GIVEN INSTRUCTION - Determine how many lines include the word "Interaction", then give that number and nothing more.

— START —

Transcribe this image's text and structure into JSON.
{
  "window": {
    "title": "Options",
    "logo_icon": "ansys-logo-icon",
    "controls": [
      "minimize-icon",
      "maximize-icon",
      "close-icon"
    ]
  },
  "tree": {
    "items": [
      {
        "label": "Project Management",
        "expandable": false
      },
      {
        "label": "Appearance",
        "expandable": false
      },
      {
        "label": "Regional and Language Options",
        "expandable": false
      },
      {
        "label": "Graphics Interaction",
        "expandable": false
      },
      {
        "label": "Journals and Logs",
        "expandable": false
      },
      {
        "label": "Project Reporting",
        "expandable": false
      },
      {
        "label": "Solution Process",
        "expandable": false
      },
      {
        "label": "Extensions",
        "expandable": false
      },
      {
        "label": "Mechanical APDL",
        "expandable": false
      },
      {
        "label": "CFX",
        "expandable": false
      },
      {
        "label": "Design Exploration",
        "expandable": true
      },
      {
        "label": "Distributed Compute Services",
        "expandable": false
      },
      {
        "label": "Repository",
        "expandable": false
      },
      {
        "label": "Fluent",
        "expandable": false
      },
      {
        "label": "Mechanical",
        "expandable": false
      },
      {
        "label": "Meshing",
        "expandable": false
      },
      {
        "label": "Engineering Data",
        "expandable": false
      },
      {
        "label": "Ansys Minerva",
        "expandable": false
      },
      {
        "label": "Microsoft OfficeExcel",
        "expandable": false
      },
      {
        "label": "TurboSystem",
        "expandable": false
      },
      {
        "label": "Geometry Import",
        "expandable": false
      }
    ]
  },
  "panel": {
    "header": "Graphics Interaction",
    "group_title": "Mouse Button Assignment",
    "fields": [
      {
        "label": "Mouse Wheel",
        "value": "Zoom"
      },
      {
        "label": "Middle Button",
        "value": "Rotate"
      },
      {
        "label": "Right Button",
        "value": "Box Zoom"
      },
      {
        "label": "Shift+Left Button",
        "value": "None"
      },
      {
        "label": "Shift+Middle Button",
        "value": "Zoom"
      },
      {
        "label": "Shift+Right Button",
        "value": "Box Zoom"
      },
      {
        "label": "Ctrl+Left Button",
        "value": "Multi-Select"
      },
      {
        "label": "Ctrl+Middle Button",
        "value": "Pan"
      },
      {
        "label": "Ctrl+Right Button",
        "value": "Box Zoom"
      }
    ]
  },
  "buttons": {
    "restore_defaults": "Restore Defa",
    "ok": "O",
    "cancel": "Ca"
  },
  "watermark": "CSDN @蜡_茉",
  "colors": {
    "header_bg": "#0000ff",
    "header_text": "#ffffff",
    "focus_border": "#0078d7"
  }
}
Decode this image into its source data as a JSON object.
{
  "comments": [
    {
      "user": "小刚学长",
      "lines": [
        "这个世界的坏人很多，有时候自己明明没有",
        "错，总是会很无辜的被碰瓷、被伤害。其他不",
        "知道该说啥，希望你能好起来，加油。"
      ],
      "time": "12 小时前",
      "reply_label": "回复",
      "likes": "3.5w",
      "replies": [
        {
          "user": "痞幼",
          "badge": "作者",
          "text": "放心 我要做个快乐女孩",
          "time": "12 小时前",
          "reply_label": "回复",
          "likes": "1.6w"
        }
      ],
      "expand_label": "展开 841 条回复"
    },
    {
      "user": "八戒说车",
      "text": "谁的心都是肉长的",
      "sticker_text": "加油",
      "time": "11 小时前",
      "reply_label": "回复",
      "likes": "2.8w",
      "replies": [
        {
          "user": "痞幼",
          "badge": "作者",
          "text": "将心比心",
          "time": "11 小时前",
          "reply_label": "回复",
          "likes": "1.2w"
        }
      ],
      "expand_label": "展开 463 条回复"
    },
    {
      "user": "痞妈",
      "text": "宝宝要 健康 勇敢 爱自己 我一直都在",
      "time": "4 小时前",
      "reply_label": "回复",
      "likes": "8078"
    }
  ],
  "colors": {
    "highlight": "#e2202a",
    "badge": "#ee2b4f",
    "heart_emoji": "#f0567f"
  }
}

— END —

EXERCISE RESULT - 2